• Directions for this task:
Show, in full, each line of the data that contains "board".

[Figure record extracts]
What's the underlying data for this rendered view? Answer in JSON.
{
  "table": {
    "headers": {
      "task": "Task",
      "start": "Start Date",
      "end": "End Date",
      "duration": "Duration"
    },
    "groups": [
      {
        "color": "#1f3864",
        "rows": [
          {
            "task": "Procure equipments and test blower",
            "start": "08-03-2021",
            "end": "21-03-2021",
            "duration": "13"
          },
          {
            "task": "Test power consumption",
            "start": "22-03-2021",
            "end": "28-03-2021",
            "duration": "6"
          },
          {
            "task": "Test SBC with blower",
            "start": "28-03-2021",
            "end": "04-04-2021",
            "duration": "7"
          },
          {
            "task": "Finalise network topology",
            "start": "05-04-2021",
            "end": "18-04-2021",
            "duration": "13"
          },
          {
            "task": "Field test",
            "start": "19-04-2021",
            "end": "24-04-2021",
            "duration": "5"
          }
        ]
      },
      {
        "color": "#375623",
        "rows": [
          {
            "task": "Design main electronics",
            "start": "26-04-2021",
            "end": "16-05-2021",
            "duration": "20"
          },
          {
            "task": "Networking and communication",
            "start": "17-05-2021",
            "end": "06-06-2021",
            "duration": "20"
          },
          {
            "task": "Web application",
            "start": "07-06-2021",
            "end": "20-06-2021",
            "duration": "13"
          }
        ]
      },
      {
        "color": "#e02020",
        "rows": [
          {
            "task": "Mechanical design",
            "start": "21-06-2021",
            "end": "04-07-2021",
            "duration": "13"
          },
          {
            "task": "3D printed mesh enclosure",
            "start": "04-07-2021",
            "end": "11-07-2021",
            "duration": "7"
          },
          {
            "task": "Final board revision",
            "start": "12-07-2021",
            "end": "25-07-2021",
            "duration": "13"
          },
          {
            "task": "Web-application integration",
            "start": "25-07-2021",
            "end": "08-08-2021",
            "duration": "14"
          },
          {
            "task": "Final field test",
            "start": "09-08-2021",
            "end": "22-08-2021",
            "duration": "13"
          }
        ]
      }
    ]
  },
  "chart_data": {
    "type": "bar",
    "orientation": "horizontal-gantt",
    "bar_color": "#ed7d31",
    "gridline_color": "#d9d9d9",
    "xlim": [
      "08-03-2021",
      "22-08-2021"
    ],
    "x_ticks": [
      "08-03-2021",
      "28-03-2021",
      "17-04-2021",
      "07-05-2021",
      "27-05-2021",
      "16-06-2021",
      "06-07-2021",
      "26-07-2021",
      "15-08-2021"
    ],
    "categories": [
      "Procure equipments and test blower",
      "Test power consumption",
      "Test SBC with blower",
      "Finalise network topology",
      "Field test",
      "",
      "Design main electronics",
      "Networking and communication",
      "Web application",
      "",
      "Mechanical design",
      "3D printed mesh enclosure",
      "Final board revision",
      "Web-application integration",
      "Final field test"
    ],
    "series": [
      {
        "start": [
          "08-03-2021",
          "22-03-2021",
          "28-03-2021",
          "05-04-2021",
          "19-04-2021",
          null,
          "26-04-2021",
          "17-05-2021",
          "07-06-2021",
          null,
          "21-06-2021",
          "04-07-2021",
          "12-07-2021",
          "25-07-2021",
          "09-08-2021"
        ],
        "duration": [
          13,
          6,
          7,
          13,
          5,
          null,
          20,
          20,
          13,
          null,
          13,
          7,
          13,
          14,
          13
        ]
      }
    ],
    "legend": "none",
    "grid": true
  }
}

• Exercise output:
            "task": "Final board revision",
      "Final board revision",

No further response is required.